#### TASK OBJECTIVE:
Please reproduce every record, keeping each one exactly as written.

** start **

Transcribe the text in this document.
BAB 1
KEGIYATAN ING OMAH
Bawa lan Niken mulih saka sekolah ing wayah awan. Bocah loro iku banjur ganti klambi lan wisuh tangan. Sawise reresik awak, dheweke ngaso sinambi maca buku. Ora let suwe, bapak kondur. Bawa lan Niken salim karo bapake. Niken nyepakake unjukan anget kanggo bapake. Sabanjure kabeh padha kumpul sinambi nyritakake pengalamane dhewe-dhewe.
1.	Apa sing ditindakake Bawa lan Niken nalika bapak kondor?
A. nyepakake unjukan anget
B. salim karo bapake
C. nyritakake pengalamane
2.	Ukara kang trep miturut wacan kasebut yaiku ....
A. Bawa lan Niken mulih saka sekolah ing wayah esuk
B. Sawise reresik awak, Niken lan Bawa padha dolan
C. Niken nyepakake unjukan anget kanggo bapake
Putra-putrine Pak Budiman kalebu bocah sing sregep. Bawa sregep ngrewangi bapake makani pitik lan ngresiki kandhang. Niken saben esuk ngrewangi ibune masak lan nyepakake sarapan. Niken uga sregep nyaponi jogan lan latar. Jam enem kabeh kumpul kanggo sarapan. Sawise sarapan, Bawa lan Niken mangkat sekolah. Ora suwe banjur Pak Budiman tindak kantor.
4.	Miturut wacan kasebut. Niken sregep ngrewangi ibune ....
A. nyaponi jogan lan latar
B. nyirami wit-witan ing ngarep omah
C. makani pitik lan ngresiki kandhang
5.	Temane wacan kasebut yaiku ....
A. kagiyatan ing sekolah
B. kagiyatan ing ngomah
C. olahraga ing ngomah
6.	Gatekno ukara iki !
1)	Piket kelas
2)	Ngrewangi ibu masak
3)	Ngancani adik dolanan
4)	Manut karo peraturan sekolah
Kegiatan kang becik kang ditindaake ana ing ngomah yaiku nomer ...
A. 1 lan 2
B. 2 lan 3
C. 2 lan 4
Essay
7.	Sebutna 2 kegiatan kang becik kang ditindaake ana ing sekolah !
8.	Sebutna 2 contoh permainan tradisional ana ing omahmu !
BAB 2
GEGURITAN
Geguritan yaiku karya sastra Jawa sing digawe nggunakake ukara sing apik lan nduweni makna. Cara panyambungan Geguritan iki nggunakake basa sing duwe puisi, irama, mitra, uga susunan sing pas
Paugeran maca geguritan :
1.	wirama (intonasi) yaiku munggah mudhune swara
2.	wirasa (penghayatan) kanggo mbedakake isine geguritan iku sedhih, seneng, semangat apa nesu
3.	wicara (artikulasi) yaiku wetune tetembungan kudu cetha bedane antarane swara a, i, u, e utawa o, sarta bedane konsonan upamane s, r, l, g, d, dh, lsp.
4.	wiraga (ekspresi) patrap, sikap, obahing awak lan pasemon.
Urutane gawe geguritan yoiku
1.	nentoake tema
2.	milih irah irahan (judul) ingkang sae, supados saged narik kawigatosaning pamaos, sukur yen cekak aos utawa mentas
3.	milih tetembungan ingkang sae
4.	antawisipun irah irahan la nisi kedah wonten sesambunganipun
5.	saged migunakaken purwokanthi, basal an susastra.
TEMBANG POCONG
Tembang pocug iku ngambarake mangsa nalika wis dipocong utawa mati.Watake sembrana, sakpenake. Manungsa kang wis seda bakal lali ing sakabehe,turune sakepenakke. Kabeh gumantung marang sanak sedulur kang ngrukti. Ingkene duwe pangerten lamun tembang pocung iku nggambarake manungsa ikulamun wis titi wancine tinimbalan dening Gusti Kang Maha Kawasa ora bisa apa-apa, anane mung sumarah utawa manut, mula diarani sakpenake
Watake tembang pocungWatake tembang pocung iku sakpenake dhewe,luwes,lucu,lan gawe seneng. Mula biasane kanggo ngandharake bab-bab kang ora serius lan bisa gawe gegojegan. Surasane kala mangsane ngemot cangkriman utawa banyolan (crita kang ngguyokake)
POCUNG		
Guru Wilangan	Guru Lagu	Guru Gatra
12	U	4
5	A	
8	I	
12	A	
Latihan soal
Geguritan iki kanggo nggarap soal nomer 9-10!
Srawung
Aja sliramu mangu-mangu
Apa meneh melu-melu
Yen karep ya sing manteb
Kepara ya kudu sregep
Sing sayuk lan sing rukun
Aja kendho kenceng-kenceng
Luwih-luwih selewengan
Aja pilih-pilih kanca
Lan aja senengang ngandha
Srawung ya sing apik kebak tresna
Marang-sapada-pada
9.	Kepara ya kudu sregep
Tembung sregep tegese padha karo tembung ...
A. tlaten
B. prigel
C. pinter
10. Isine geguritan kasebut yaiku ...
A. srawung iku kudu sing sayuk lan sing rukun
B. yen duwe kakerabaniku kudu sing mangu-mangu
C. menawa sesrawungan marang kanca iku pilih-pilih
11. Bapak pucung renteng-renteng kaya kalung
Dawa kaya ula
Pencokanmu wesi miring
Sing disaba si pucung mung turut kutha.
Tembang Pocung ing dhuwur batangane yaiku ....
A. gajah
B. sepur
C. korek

** end **

#### WRITTEN ANSWER:
Transcribe the text in this document.
BAB 1
KEGIYATAN ING OMAH
Bawa lan Niken mulih saka sekolah ing wayah awan. Bocah loro iku banjur ganti klambi lan wisuh tangan. Sawise reresik awak, dheweke ngaso sinambi maca buku. Ora let suwe, bapak kondur. Bawa lan Niken salim karo bapake. Niken nyepakake unjukan anget kanggo bapake. Sabanjure kabeh padha kumpul sinambi nyritakake pengalamane dhewe-dhewe.
1.	Apa sing ditindakake Bawa lan Niken nalika bapak kondor?
A. nyepakake unjukan anget
B. salim karo bapake
C. nyritakake pengalamane
2.	Ukara kang trep miturut wacan kasebut yaiku ....
A. Bawa lan Niken mulih saka sekolah ing wayah esuk
B. Sawise reresik awak, Niken lan Bawa padha dolan
C. Niken nyepakake unjukan anget kanggo bapake
Putra-putrine Pak Budiman kalebu bocah sing sregep. Bawa sregep ngrewangi bapake makani pitik lan ngresiki kandhang. Niken saben esuk ngrewangi ibune masak lan nyepakake sarapan. Niken uga sregep nyaponi jogan lan latar. Jam enem kabeh kumpul kanggo sarapan. Sawise sarapan, Bawa lan Niken mangkat sekolah. Ora suwe banjur Pak Budiman tindak kantor.
4.	Miturut wacan kasebut. Niken sregep ngrewangi ibune ....
A. nyaponi jogan lan latar
B. nyirami wit-witan ing ngarep omah
C. makani pitik lan ngresiki kandhang
5.	Temane wacan kasebut yaiku ....
A. kagiyatan ing sekolah
B. kagiyatan ing ngomah
C. olahraga ing ngomah
6.	Gatekno ukara iki !
1)	Piket kelas
2)	Ngrewangi ibu masak
3)	Ngancani adik dolanan
4)	Manut karo peraturan sekolah
Kegiatan kang becik kang ditindaake ana ing ngomah yaiku nomer ...
A. 1 lan 2
B. 2 lan 3
C. 2 lan 4
Essay
7.	Sebutna 2 kegiatan kang becik kang ditindaake ana ing sekolah !
8.	Sebutna 2 contoh permainan tradisional ana ing omahmu !
BAB 2
GEGURITAN
Geguritan yaiku karya sastra Jawa sing digawe nggunakake ukara sing apik lan nduweni makna. Cara panyambungan Geguritan iki nggunakake basa sing duwe puisi, irama, mitra, uga susunan sing pas
Paugeran maca geguritan :
1.	wirama (intonasi) yaiku munggah mudhune swara
2.	wirasa (penghayatan) kanggo mbedakake isine geguritan iku sedhih, seneng, semangat apa nesu
3.	wicara (artikulasi) yaiku wetune tetembungan kudu cetha bedane antarane swara a, i, u, e utawa o, sarta bedane konsonan upamane s, r, l, g, d, dh, lsp.
4.	wiraga (ekspresi) patrap, sikap, obahing awak lan pasemon.
Urutane gawe geguritan yoiku
1.	nentoake tema
2.	milih irah irahan (judul) ingkang sae, supados saged narik kawigatosaning pamaos, sukur yen cekak aos utawa mentas
3.	milih tetembungan ingkang sae
4.	antawisipun irah irahan la nisi kedah wonten sesambunganipun
5.	saged migunakaken purwokanthi, basal an susastra.
TEMBANG POCONG
Tembang pocug iku ngambarake mangsa nalika wis dipocong utawa mati.Watake sembrana, sakpenake. Manungsa kang wis seda bakal lali ing sakabehe,turune sakepenakke. Kabeh gumantung marang sanak sedulur kang ngrukti. Ingkene duwe pangerten lamun tembang pocung iku nggambarake manungsa ikulamun wis titi wancine tinimbalan dening Gusti Kang Maha Kawasa ora bisa apa-apa, anane mung sumarah utawa manut, mula diarani sakpenake
Watake tembang pocungWatake tembang pocung iku sakpenake dhewe,luwes,lucu,lan gawe seneng. Mula biasane kanggo ngandharake bab-bab kang ora serius lan bisa gawe gegojegan. Surasane kala mangsane ngemot cangkriman utawa banyolan (crita kang ngguyokake)
POCUNG		
Guru Wilangan	Guru Lagu	Guru Gatra
12	U	4
5	A	
8	I	
12	A	
Latihan soal
Geguritan iki kanggo nggarap soal nomer 9-10!
Srawung
Aja sliramu mangu-mangu
Apa meneh melu-melu
Yen karep ya sing manteb
Kepara ya kudu sregep
Sing sayuk lan sing rukun
Aja kendho kenceng-kenceng
Luwih-luwih selewengan
Aja pilih-pilih kanca
Lan aja senengang ngandha
Srawung ya sing apik kebak tresna
Marang-sapada-pada
9.	Kepara ya kudu sregep
Tembung sregep tegese padha karo tembung ...
A. tlaten
B. prigel
C. pinter
10. Isine geguritan kasebut yaiku ...
A. srawung iku kudu sing sayuk lan sing rukun
B. yen duwe kakerabaniku kudu sing mangu-mangu
C. menawa sesrawungan marang kanca iku pilih-pilih
11. Bapak pucung renteng-renteng kaya kalung
Dawa kaya ula
Pencokanmu wesi miring
Sing disaba si pucung mung turut kutha.
Tembang Pocung ing dhuwur batangane yaiku ....
A. gajah
B. sepur
C. korek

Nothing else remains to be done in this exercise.